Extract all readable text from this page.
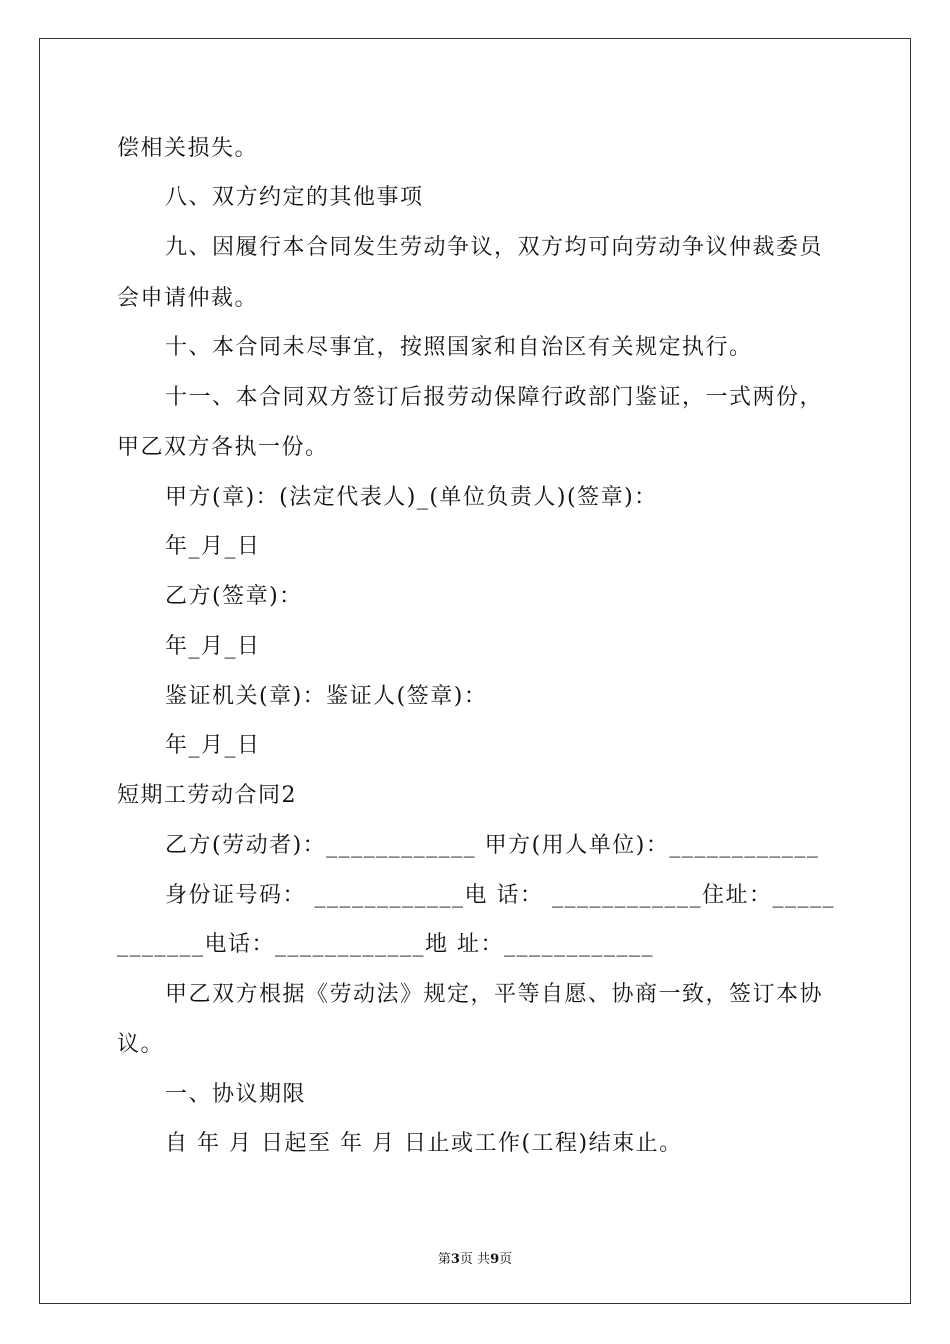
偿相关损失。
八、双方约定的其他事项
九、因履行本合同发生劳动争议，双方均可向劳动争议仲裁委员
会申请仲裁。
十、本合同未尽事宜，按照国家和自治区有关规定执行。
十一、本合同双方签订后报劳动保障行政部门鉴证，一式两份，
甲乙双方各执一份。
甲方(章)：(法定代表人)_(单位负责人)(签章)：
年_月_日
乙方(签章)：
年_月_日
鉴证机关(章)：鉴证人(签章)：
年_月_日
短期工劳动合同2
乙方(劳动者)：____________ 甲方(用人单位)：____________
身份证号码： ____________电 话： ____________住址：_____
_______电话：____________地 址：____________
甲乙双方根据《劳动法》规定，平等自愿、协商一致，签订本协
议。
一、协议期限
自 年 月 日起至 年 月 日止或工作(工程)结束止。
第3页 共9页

--

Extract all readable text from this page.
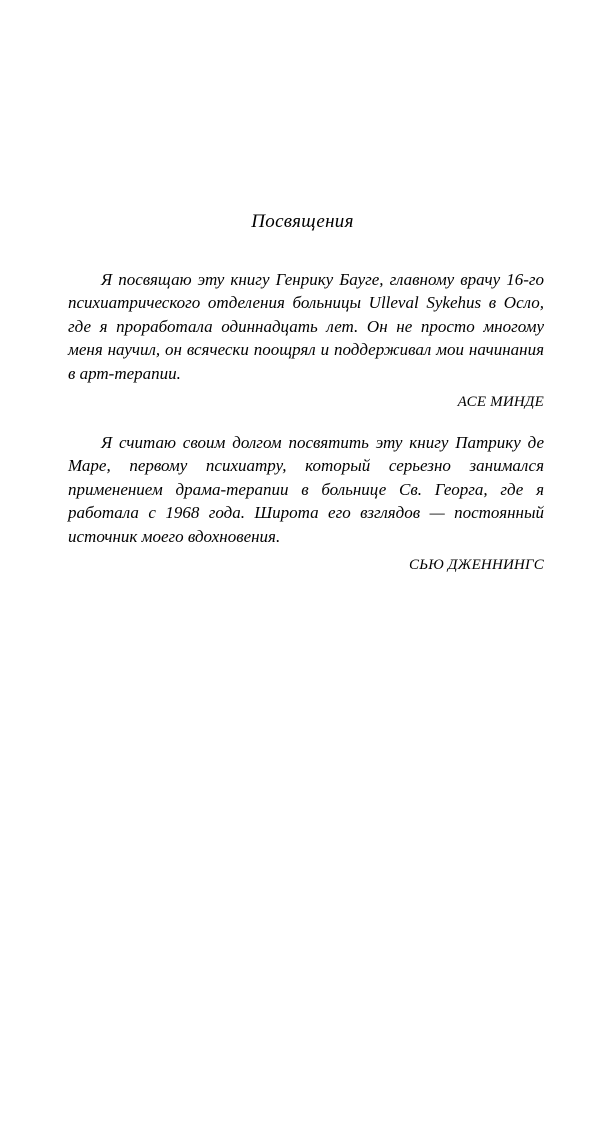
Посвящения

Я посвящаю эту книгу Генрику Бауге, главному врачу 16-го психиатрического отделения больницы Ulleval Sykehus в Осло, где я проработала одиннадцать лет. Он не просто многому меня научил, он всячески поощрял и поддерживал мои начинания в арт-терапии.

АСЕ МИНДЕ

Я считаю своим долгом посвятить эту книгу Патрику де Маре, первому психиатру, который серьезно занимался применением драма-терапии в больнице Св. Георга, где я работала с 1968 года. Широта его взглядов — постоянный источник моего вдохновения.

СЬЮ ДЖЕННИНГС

PROBLEM TO SOLVE ::
Say how many lines in the listing above include "терапии". Give nothing but the number.

THE COMPLETED TASK ::
2